The records below hold pictures; please leave those out and retype the rest exactly.
[START]
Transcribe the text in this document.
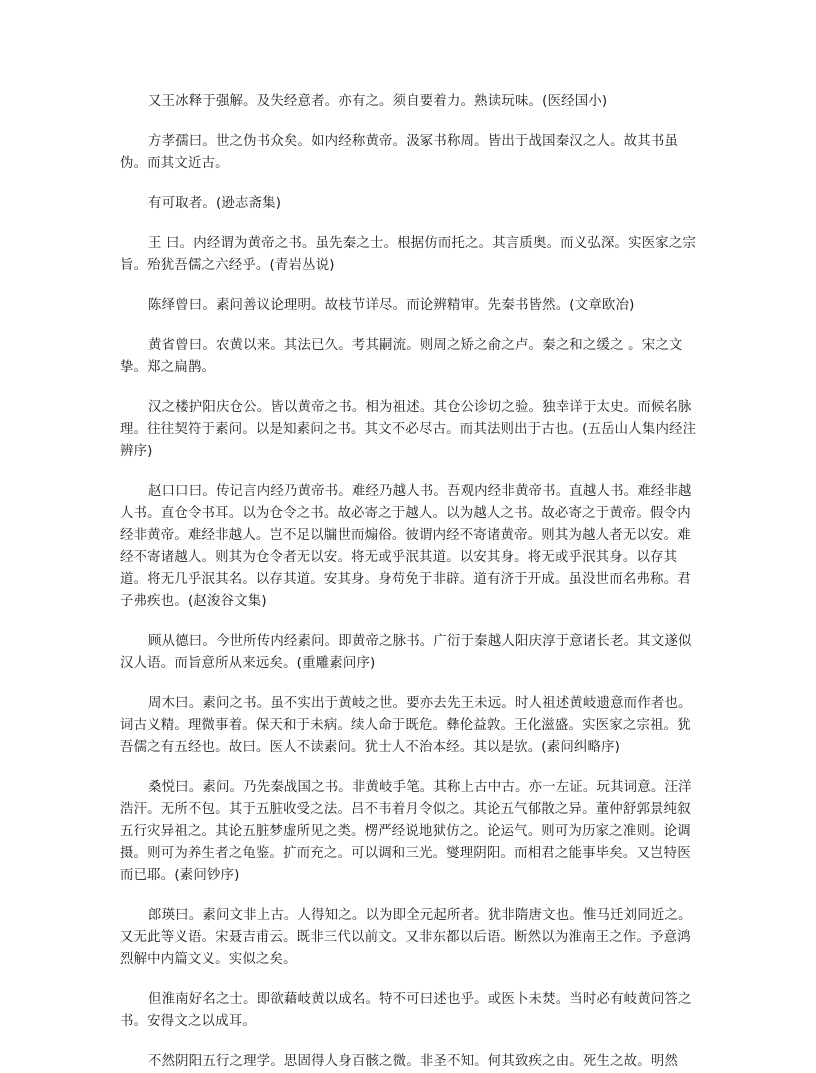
又王冰释于强解。及失经意者。亦有之。须自要着力。熟读玩味。(医经国小)

方孝孺曰。世之伪书众矣。如内经称黄帝。汲冢书称周。皆出于战国秦汉之人。故其书虽伪。而其文近古。

有可取者。(逊志斋集)

王 曰。内经谓为黄帝之书。虽先秦之士。根据仿而托之。其言质奥。而义弘深。实医家之宗旨。殆犹吾儒之六经乎。(青岩丛说)

陈绎曾曰。素问善议论理明。故枝节详尽。而论辨精审。先秦书皆然。(文章欧冶)

黄省曾曰。农黄以来。其法已久。考其嗣流。则周之矫之俞之卢。秦之和之缓之 。宋之文挚。郑之扁鹊。

汉之楼护阳庆仓公。皆以黄帝之书。相为祖述。其仓公诊切之验。独幸详于太史。而候名脉理。往往契符于素问。以是知素问之书。其文不必尽古。而其法则出于古也。(五岳山人集内经注辨序)

赵口口曰。传记言内经乃黄帝书。难经乃越人书。吾观内经非黄帝书。直越人书。难经非越人书。直仓令书耳。以为仓令之书。故必寄之于越人。以为越人之书。故必寄之于黄帝。假令内经非黄帝。难经非越人。岂不足以牖世而煽俗。彼谓内经不寄诸黄帝。则其为越人者无以安。难经不寄诸越人。则其为仓令者无以安。将无或乎泯其道。以安其身。将无或乎泯其身。以存其道。将无几乎泯其名。以存其道。安其身。身苟免于非辟。道有济于开成。虽没世而名弗称。君子弗疾也。(赵浚谷文集)

顾从德曰。今世所传内经素问。即黄帝之脉书。广衍于秦越人阳庆淳于意诸长老。其文遂似汉人语。而旨意所从来远矣。(重雕素问序)

周木曰。素问之书。虽不实出于黄岐之世。要亦去先王未远。时人祖述黄岐遗意而作者也。词古义精。理微事着。保天和于未病。续人命于既危。彝伦益敦。王化滋盛。实医家之宗祖。犹吾儒之有五经也。故曰。医人不读素问。犹士人不治本经。其以是欤。(素问纠略序)

桑悦曰。素问。乃先秦战国之书。非黄岐手笔。其称上古中古。亦一左证。玩其词意。汪洋浩汗。无所不包。其于五脏收受之法。吕不韦着月令似之。其论五气郁散之异。董仲舒郭景纯叙五行灾异祖之。其论五脏梦虚所见之类。楞严经说地狱仿之。论运气。则可为历家之准则。论调摄。则可为养生者之龟鉴。扩而充之。可以调和三光。燮理阴阳。而相君之能事毕矣。又岂特医而已耶。(素问钞序)

郎瑛曰。素问文非上古。人得知之。以为即全元起所者。犹非隋唐文也。惟马迁刘同近之。又无此等义语。宋聂吉甫云。既非三代以前文。又非东都以后语。断然以为淮南王之作。予意鸿烈解中内篇文义。实似之矣。

但淮南好名之士。即欲藉岐黄以成名。特不可曰述也乎。或医卜未焚。当时必有岐黄问答之书。安得文之以成耳。

不然阴阳五行之理学。思固得人身百骸之微。非圣不知。何其致疾之由。死生之故。明然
[END]
### TASK ANSWER
Transcribe the text in this document.
又王冰释于强解。及失经意者。亦有之。须自要着力。熟读玩味。(医经国小)

方孝孺曰。世之伪书众矣。如内经称黄帝。汲冢书称周。皆出于战国秦汉之人。故其书虽伪。而其文近古。

有可取者。(逊志斋集)

王 曰。内经谓为黄帝之书。虽先秦之士。根据仿而托之。其言质奥。而义弘深。实医家之宗旨。殆犹吾儒之六经乎。(青岩丛说)

陈绎曾曰。素问善议论理明。故枝节详尽。而论辨精审。先秦书皆然。(文章欧冶)

黄省曾曰。农黄以来。其法已久。考其嗣流。则周之矫之俞之卢。秦之和之缓之 。宋之文挚。郑之扁鹊。

汉之楼护阳庆仓公。皆以黄帝之书。相为祖述。其仓公诊切之验。独幸详于太史。而候名脉理。往往契符于素问。以是知素问之书。其文不必尽古。而其法则出于古也。(五岳山人集内经注辨序)

赵口口曰。传记言内经乃黄帝书。难经乃越人书。吾观内经非黄帝书。直越人书。难经非越人书。直仓令书耳。以为仓令之书。故必寄之于越人。以为越人之书。故必寄之于黄帝。假令内经非黄帝。难经非越人。岂不足以牖世而煽俗。彼谓内经不寄诸黄帝。则其为越人者无以安。难经不寄诸越人。则其为仓令者无以安。将无或乎泯其道。以安其身。将无或乎泯其身。以存其道。将无几乎泯其名。以存其道。安其身。身苟免于非辟。道有济于开成。虽没世而名弗称。君子弗疾也。(赵浚谷文集)

顾从德曰。今世所传内经素问。即黄帝之脉书。广衍于秦越人阳庆淳于意诸长老。其文遂似汉人语。而旨意所从来远矣。(重雕素问序)

周木曰。素问之书。虽不实出于黄岐之世。要亦去先王未远。时人祖述黄岐遗意而作者也。词古义精。理微事着。保天和于未病。续人命于既危。彝伦益敦。王化滋盛。实医家之宗祖。犹吾儒之有五经也。故曰。医人不读素问。犹士人不治本经。其以是欤。(素问纠略序)

桑悦曰。素问。乃先秦战国之书。非黄岐手笔。其称上古中古。亦一左证。玩其词意。汪洋浩汗。无所不包。其于五脏收受之法。吕不韦着月令似之。其论五气郁散之异。董仲舒郭景纯叙五行灾异祖之。其论五脏梦虚所见之类。楞严经说地狱仿之。论运气。则可为历家之准则。论调摄。则可为养生者之龟鉴。扩而充之。可以调和三光。燮理阴阳。而相君之能事毕矣。又岂特医而已耶。(素问钞序)

郎瑛曰。素问文非上古。人得知之。以为即全元起所者。犹非隋唐文也。惟马迁刘同近之。又无此等义语。宋聂吉甫云。既非三代以前文。又非东都以后语。断然以为淮南王之作。予意鸿烈解中内篇文义。实似之矣。

但淮南好名之士。即欲藉岐黄以成名。特不可曰述也乎。或医卜未焚。当时必有岐黄问答之书。安得文之以成耳。

不然阴阳五行之理学。思固得人身百骸之微。非圣不知。何其致疾之由。死生之故。明然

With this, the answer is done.